• _What you should do_
The data must be returned in full and exactly as given.

• _Entries supplied_
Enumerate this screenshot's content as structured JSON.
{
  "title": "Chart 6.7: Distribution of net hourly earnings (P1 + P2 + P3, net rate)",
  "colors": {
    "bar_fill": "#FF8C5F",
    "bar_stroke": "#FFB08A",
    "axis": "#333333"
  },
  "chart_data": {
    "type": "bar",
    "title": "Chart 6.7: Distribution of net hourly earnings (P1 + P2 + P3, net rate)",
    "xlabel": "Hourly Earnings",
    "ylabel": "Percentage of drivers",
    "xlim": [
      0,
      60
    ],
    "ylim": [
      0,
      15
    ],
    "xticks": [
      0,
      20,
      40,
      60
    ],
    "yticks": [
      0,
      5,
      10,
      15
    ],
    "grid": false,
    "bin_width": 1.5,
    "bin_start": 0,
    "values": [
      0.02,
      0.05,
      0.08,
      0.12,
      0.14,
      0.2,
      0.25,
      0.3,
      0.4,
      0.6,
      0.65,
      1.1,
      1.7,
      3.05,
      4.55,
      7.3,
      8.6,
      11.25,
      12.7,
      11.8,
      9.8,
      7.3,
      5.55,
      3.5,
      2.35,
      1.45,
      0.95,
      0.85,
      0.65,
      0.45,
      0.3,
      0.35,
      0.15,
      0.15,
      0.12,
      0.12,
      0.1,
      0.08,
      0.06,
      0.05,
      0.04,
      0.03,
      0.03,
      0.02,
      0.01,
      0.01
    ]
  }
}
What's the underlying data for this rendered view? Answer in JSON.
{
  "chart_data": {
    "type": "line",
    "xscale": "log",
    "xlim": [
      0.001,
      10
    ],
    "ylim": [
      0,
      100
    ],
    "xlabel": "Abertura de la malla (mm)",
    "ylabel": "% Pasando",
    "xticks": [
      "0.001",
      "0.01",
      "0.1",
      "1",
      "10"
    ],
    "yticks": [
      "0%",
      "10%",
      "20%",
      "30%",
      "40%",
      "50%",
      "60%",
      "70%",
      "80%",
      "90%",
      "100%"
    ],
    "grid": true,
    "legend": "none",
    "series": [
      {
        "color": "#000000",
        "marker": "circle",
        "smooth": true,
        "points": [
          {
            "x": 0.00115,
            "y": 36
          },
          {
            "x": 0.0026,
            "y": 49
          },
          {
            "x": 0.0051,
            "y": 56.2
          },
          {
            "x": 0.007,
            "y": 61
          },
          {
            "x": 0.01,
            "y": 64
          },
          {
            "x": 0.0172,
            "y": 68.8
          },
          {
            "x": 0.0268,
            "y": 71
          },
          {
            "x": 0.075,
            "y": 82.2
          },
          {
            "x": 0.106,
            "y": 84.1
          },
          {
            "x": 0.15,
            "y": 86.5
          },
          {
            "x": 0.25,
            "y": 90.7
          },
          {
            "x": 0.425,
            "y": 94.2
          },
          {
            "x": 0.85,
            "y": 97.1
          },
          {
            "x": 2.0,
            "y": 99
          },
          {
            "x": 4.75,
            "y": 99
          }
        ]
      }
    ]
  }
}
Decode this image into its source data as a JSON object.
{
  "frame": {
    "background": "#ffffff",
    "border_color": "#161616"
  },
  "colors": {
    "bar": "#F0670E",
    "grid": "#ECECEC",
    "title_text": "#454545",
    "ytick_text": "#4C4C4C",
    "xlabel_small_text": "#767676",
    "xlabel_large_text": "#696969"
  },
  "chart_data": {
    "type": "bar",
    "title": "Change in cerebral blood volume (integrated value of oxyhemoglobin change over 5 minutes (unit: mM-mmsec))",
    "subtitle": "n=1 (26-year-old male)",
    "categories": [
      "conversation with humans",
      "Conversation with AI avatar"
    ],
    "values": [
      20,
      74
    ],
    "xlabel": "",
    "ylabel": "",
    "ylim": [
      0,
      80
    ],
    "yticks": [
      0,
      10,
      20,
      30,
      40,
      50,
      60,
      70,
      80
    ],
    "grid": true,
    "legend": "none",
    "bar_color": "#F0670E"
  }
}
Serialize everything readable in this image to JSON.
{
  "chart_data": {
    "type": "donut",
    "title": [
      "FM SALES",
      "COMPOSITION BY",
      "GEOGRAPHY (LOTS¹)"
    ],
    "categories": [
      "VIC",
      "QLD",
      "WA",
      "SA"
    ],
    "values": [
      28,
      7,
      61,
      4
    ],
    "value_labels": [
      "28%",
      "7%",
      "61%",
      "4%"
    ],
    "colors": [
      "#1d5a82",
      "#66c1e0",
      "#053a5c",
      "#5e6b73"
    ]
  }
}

• _Answer_
Enumerate this screenshot's content as structured JSON.
{
  "title": "Chart 6.7: Distribution of net hourly earnings (P1 + P2 + P3, net rate)",
  "colors": {
    "bar_fill": "#FF8C5F",
    "bar_stroke": "#FFB08A",
    "axis": "#333333"
  },
  "chart_data": {
    "type": "bar",
    "title": "Chart 6.7: Distribution of net hourly earnings (P1 + P2 + P3, net rate)",
    "xlabel": "Hourly Earnings",
    "ylabel": "Percentage of drivers",
    "xlim": [
      0,
      60
    ],
    "ylim": [
      0,
      15
    ],
    "xticks": [
      0,
      20,
      40,
      60
    ],
    "yticks": [
      0,
      5,
      10,
      15
    ],
    "grid": false,
    "bin_width": 1.5,
    "bin_start": 0,
    "values": [
      0.02,
      0.05,
      0.08,
      0.12,
      0.14,
      0.2,
      0.25,
      0.3,
      0.4,
      0.6,
      0.65,
      1.1,
      1.7,
      3.05,
      4.55,
      7.3,
      8.6,
      11.25,
      12.7,
      11.8,
      9.8,
      7.3,
      5.55,
      3.5,
      2.35,
      1.45,
      0.95,
      0.85,
      0.65,
      0.45,
      0.3,
      0.35,
      0.15,
      0.15,
      0.12,
      0.12,
      0.1,
      0.08,
      0.06,
      0.05,
      0.04,
      0.03,
      0.03,
      0.02,
      0.01,
      0.01
    ]
  }
}
What's the underlying data for this rendered view? Answer in JSON.
{
  "chart_data": {
    "type": "line",
    "xscale": "log",
    "xlim": [
      0.001,
      10
    ],
    "ylim": [
      0,
      100
    ],
    "xlabel": "Abertura de la malla (mm)",
    "ylabel": "% Pasando",
    "xticks": [
      "0.001",
      "0.01",
      "0.1",
      "1",
      "10"
    ],
    "yticks": [
      "0%",
      "10%",
      "20%",
      "30%",
      "40%",
      "50%",
      "60%",
      "70%",
      "80%",
      "90%",
      "100%"
    ],
    "grid": true,
    "legend": "none",
    "series": [
      {
        "color": "#000000",
        "marker": "circle",
        "smooth": true,
        "points": [
          {
            "x": 0.00115,
            "y": 36
          },
          {
            "x": 0.0026,
            "y": 49
          },
          {
            "x": 0.0051,
            "y": 56.2
          },
          {
            "x": 0.007,
            "y": 61
          },
          {
            "x": 0.01,
            "y": 64
          },
          {
            "x": 0.0172,
            "y": 68.8
          },
          {
            "x": 0.0268,
            "y": 71
          },
          {
            "x": 0.075,
            "y": 82.2
          },
          {
            "x": 0.106,
            "y": 84.1
          },
          {
            "x": 0.15,
            "y": 86.5
          },
          {
            "x": 0.25,
            "y": 90.7
          },
          {
            "x": 0.425,
            "y": 94.2
          },
          {
            "x": 0.85,
            "y": 97.1
          },
          {
            "x": 2.0,
            "y": 99
          },
          {
            "x": 4.75,
            "y": 99
          }
        ]
      }
    ]
  }
}
Decode this image into its source data as a JSON object.
{
  "frame": {
    "background": "#ffffff",
    "border_color": "#161616"
  },
  "colors": {
    "bar": "#F0670E",
    "grid": "#ECECEC",
    "title_text": "#454545",
    "ytick_text": "#4C4C4C",
    "xlabel_small_text": "#767676",
    "xlabel_large_text": "#696969"
  },
  "chart_data": {
    "type": "bar",
    "title": "Change in cerebral blood volume (integrated value of oxyhemoglobin change over 5 minutes (unit: mM-mmsec))",
    "subtitle": "n=1 (26-year-old male)",
    "categories": [
      "conversation with humans",
      "Conversation with AI avatar"
    ],
    "values": [
      20,
      74
    ],
    "xlabel": "",
    "ylabel": "",
    "ylim": [
      0,
      80
    ],
    "yticks": [
      0,
      10,
      20,
      30,
      40,
      50,
      60,
      70,
      80
    ],
    "grid": true,
    "legend": "none",
    "bar_color": "#F0670E"
  }
}
Serialize everything readable in this image to JSON.
{
  "chart_data": {
    "type": "donut",
    "title": [
      "FM SALES",
      "COMPOSITION BY",
      "GEOGRAPHY (LOTS¹)"
    ],
    "categories": [
      "VIC",
      "QLD",
      "WA",
      "SA"
    ],
    "values": [
      28,
      7,
      61,
      4
    ],
    "value_labels": [
      "28%",
      "7%",
      "61%",
      "4%"
    ],
    "colors": [
      "#1d5a82",
      "#66c1e0",
      "#053a5c",
      "#5e6b73"
    ]
  }
}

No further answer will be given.